### Selected passage

Skip to main content

A Vision Realized: 10 Years of USDA Climate Hubs and the People Who Made It Happen

Posted by Holly R. Prendeville, Acting National Coordinator for USDA Climate Hubs, Office of Energy and Environmental Policy in Climate Farming Forestry Research and Science
Aug 08, 2023
Haley Case-Scott (right) and Julian Reyes (left) in 2023 beside the OSTP sign

In June 2013, Secretary Vilsack outlined a vision for agricultural solutions to environmental challenges, which included creating the Regional Climate Hubs. In 2014, the USDA Climate Hubs were established in to serve as regional centers of climate change information and outreach to reduce risks. The Climate Hubs enhance USDA capacity to deliver science-based knowledge and practical information to support climate-informed decision making on farms, ranches, and forests.

Early career professionals joined the Hubs to hone their science communication and engagement skills while supporting the Climate Hubs’ mission. In 2016, Climate Hub Fellows focused on co-developing science-based information to help land managers make climate-informed decisions. Likewise, Hubs brought on interns and post-doctoral researchers. Climate Hubs were able to enhance engagements among land managers and scientists to co-develop science and technology. To mark the 10-year anniversary of Secretary Vilsack sharing his vision for the Climate Hubs, we share two highlights.

### Assigned task 1
Which people does the Climate Hubs post name?
### Assigned task 2
Copy the Climate Hubs post from "Skip to main" up to and including "ranches, and forests.".

### Excerpted records
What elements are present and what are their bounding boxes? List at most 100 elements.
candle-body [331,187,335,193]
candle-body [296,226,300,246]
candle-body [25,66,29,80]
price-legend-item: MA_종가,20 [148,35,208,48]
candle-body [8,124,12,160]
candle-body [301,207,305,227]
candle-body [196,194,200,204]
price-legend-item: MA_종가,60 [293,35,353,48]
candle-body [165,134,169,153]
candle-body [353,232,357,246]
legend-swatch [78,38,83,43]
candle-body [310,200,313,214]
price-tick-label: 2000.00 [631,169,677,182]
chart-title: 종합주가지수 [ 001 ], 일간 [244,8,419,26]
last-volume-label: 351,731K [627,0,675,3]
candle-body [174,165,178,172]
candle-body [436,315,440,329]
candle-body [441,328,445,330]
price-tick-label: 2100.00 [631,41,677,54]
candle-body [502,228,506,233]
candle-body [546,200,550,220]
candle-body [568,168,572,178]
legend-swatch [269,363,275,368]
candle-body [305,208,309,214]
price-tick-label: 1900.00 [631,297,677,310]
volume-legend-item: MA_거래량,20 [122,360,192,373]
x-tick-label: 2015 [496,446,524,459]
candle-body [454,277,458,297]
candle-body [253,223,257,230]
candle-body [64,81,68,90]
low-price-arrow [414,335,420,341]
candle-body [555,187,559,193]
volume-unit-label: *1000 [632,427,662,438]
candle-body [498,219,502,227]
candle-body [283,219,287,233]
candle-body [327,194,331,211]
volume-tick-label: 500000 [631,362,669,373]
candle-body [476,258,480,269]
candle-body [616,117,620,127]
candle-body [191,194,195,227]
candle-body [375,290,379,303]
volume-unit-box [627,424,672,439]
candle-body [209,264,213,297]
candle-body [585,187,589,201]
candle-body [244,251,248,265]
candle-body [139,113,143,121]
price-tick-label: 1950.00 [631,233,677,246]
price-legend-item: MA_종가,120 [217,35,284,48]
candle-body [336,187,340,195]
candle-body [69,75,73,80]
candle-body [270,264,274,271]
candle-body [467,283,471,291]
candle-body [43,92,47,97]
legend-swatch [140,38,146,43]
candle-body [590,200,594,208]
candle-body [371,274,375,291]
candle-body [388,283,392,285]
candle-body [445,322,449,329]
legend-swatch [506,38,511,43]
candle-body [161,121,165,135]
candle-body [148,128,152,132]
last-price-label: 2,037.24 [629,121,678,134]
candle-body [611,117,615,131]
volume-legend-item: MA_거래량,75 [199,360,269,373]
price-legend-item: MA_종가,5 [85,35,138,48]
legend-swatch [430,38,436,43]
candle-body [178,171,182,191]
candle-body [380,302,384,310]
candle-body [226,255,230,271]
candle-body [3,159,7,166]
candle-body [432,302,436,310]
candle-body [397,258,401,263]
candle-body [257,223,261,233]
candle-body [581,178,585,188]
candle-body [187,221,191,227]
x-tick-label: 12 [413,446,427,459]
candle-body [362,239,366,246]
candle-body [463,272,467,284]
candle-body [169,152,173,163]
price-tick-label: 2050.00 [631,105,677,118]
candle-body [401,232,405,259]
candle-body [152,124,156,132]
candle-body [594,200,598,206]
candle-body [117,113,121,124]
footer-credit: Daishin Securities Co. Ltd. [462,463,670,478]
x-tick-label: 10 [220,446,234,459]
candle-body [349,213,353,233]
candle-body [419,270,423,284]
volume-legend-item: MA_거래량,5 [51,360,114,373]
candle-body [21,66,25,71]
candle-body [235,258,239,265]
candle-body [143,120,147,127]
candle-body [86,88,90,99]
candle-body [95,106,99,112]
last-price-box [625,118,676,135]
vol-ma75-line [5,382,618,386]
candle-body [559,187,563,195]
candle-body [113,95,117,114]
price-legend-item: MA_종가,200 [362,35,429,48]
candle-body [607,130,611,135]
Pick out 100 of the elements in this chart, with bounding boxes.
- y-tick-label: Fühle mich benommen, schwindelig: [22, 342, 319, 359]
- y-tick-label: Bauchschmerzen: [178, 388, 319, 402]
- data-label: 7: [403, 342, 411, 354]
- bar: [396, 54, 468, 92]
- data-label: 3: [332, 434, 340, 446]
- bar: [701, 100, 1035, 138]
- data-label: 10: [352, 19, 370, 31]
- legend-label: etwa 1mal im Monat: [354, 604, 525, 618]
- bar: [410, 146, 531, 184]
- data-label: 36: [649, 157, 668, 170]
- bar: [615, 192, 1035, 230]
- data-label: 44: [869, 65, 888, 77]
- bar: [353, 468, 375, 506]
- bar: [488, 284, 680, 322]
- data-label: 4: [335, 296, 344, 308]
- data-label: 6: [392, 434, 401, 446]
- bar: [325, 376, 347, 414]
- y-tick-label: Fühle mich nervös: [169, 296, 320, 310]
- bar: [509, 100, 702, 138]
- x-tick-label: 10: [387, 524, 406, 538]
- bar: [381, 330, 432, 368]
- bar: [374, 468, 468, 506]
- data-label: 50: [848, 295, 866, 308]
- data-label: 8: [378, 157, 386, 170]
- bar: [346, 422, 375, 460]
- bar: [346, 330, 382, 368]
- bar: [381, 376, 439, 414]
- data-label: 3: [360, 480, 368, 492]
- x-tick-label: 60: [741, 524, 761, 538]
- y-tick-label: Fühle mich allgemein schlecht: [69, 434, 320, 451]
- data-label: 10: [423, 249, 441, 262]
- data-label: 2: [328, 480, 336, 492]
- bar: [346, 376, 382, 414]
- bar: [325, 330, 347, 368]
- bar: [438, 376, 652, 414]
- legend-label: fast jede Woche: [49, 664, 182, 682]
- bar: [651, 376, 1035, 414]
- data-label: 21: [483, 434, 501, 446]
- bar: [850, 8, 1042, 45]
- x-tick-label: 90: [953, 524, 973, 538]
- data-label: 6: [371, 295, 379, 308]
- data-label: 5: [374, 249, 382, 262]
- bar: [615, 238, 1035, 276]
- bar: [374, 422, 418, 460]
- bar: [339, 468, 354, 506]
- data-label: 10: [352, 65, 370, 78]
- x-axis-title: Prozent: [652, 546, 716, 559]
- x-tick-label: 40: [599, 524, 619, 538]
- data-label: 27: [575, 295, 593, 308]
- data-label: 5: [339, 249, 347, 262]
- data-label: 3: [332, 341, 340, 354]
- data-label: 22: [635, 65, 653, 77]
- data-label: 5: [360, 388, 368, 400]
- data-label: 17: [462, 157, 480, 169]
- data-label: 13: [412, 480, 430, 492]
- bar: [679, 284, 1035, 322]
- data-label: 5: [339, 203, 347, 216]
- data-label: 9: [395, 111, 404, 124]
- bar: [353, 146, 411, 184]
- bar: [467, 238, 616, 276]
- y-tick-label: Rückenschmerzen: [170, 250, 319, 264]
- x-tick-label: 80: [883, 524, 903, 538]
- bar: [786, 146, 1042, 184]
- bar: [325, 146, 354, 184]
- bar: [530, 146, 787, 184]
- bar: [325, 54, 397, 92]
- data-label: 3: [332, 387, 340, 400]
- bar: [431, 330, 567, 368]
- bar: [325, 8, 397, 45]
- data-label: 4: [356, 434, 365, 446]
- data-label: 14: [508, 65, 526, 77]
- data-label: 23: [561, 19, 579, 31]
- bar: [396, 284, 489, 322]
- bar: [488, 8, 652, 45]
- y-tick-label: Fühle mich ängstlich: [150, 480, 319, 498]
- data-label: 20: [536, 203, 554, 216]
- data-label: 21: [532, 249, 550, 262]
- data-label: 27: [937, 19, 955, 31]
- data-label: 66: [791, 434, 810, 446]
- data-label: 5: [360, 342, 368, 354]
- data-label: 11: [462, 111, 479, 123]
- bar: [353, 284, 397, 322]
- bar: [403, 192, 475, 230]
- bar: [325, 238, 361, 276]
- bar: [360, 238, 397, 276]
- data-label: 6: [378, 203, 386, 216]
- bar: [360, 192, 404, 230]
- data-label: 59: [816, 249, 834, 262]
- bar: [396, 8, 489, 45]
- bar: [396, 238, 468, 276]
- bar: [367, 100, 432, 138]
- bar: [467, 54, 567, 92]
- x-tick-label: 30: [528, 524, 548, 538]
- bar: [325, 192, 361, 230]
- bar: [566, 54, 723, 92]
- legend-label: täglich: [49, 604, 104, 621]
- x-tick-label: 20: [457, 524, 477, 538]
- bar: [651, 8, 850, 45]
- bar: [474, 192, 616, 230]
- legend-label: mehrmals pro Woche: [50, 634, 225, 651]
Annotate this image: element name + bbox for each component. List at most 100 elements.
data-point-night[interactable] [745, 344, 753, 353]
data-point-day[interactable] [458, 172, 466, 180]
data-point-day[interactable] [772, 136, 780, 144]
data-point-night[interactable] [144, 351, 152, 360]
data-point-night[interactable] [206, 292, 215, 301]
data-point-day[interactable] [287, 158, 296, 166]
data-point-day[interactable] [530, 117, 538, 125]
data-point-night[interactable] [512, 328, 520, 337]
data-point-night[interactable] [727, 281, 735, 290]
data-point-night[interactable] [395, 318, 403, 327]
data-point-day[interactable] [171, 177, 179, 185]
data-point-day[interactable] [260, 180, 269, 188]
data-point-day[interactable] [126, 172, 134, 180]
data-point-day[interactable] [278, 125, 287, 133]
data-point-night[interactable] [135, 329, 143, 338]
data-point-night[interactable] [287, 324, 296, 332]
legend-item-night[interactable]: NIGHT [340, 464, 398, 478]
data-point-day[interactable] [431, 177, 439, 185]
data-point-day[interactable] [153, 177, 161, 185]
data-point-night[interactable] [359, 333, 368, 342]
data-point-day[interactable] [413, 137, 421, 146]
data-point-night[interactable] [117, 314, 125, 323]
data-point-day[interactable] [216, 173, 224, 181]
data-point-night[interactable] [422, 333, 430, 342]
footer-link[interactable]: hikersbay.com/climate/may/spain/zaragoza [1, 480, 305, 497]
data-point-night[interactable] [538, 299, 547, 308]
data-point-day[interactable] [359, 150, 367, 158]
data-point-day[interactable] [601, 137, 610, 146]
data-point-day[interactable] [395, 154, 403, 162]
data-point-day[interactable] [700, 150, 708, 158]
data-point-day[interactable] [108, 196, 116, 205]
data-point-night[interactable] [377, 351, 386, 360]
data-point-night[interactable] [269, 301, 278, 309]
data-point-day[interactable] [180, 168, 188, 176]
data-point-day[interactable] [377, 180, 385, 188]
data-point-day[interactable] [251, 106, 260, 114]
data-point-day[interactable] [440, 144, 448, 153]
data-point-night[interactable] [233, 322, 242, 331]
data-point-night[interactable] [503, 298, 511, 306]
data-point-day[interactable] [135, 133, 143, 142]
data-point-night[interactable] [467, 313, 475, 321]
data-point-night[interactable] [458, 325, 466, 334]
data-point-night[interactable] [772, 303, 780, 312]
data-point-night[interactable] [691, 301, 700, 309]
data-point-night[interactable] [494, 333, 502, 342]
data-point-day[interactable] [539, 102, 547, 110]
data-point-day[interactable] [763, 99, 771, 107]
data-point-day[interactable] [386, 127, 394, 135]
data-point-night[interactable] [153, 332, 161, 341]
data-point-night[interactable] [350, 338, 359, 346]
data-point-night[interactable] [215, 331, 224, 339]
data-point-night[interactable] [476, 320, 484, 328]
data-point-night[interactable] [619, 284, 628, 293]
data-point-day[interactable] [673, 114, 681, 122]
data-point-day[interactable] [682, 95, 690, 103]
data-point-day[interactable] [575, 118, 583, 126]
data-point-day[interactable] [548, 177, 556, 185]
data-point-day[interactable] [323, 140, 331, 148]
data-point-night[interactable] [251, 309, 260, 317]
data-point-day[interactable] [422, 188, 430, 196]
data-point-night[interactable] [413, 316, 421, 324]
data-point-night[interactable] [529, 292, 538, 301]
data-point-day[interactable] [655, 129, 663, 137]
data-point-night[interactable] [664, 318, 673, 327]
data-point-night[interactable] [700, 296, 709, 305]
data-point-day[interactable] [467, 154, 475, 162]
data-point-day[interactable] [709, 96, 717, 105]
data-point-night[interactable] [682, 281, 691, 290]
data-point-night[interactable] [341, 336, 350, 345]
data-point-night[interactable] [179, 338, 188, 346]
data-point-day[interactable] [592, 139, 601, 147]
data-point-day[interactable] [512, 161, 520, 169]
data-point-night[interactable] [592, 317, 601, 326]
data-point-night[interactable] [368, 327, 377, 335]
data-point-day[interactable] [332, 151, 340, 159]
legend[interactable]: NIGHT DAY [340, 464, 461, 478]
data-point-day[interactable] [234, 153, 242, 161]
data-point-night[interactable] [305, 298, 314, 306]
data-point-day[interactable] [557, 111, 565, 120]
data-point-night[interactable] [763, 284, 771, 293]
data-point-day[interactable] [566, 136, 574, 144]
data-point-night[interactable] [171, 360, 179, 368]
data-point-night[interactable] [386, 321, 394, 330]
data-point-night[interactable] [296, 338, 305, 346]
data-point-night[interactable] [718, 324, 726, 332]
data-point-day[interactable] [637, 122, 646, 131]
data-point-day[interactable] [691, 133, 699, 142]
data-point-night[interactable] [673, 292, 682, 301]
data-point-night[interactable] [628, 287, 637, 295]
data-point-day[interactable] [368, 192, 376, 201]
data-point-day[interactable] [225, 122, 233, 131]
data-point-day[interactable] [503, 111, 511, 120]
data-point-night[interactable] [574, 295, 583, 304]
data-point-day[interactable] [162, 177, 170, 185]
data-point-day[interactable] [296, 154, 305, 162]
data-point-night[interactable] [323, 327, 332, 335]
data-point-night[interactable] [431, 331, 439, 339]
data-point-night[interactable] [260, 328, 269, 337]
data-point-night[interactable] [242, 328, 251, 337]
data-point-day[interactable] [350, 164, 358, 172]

### Final answer 1
Holly R. Prendeville, Haley Case-Scott, Julian Reyes, Secretary Vilsack

### Final answer 2
Skip to main content

A Vision Realized: 10 Years of USDA Climate Hubs and the People Who Made It Happen

Posted by Holly R. Prendeville, Acting National Coordinator for USDA Climate Hubs, Office of Energy and Environmental Policy in Climate Farming Forestry Research and Science
Aug 08, 2023
Haley Case-Scott (right) and Julian Reyes (left) in 2023 beside the OSTP sign

In June 2013, Secretary Vilsack outlined a vision for agricultural solutions to environmental challenges, which included creating the Regional Climate Hubs. In 2014, the USDA Climate Hubs were established in to serve as regional centers of climate change information and outreach to reduce risks. The Climate Hubs enhance USDA capacity to deliver science-based knowledge and practical information to support climate-informed decision making on farms, ranches, and forests.